_WHAT THE EXERCISE ASKS_:
Whenever a line contains the string "黄金市场依旧处于多头氛围中", copy it out of the entries.

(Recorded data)
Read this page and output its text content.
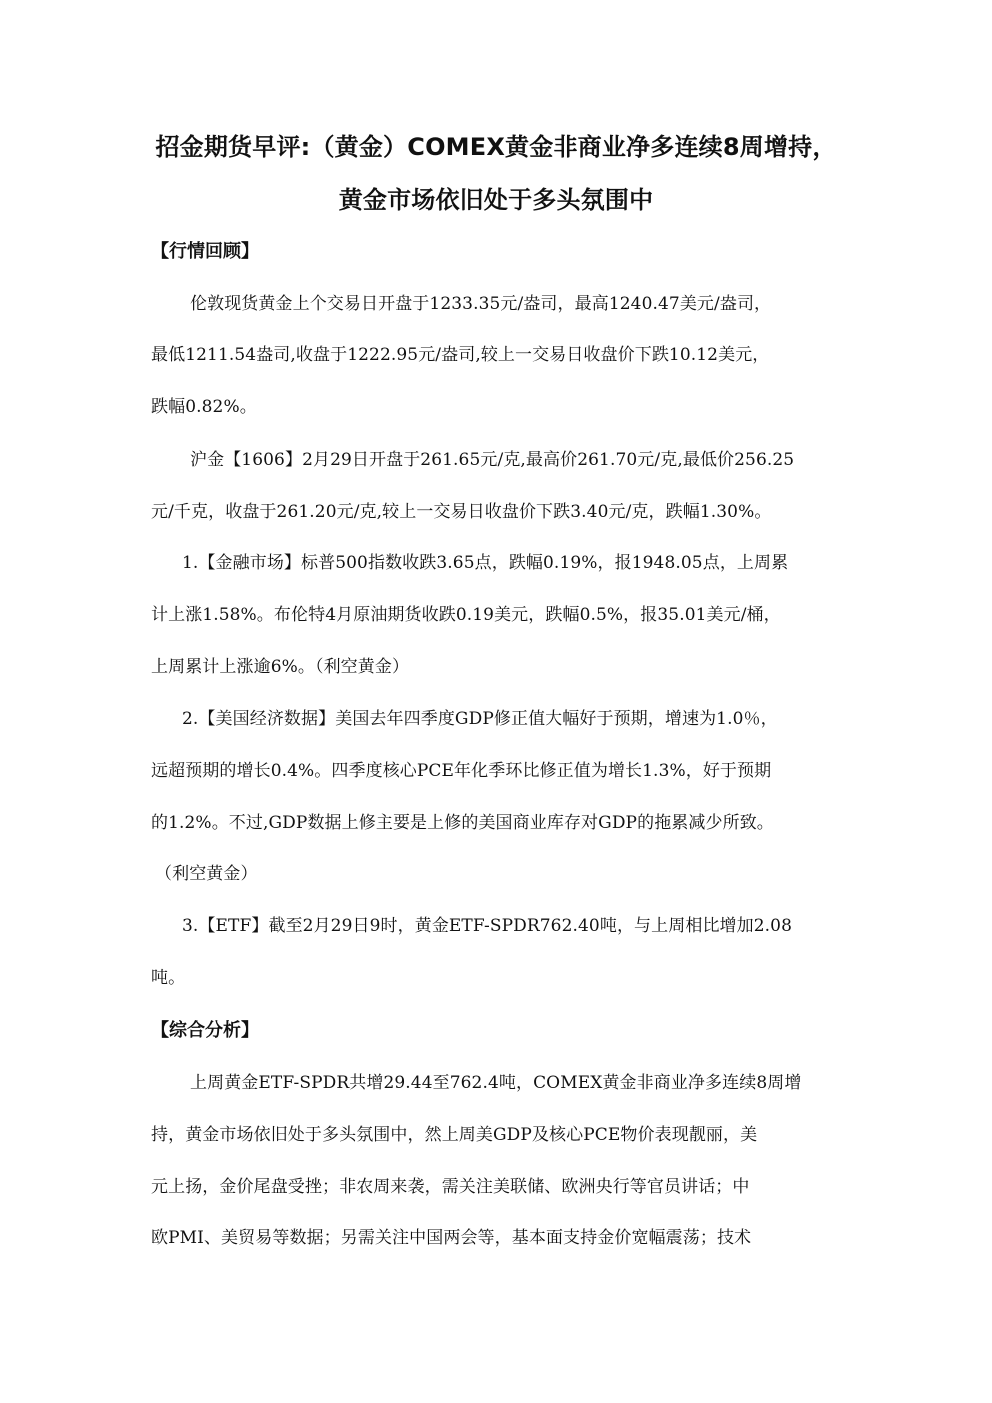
招金期货早评:（黄金）COMEX黄金非商业净多连续8周增持，
黄金市场依旧处于多头氛围中
【行情回顾】
伦敦现货黄金上个交易日开盘于1233.35元/盎司，最高1240.47美元/盎司，
最低1211.54盎司,收盘于1222.95元/盎司,较上一交易日收盘价下跌10.12美元，
跌幅0.82%。
沪金【1606】2月29日开盘于261.65元/克,最高价261.70元/克,最低价256.25
元/千克，收盘于261.20元/克,较上一交易日收盘价下跌3.40元/克，跌幅1.30%。
1.【金融市场】标普500指数收跌3.65点，跌幅0.19%，报1948.05点，上周累
计上涨1.58%。布伦特4月原油期货收跌0.19美元，跌幅0.5%，报35.01美元/桶，
上周累计上涨逾6%。（利空黄金）
2.【美国经济数据】美国去年四季度GDP修正值大幅好于预期，增速为1.0％，
远超预期的增长0.4%。四季度核心PCE年化季环比修正值为增长1.3%，好于预期
的1.2%。不过,GDP数据上修主要是上修的美国商业库存对GDP的拖累减少所致。
（利空黄金）
3.【ETF】截至2月29日9时，黄金ETF-SPDR762.40吨，与上周相比增加2.08
吨。
【综合分析】
上周黄金ETF-SPDR共增29.44至762.4吨，COMEX黄金非商业净多连续8周增
持，黄金市场依旧处于多头氛围中，然上周美GDP及核心PCE物价表现靓丽，美
元上扬，金价尾盘受挫；非农周来袭，需关注美联储、欧洲央行等官员讲话；中
欧PMI、美贸易等数据；另需关注中国两会等，基本面支持金价宽幅震荡；技术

_THE OUTPUT_:
黄金市场依旧处于多头氛围中
持，黄金市场依旧处于多头氛围中，然上周美GDP及核心PCE物价表现靓丽，美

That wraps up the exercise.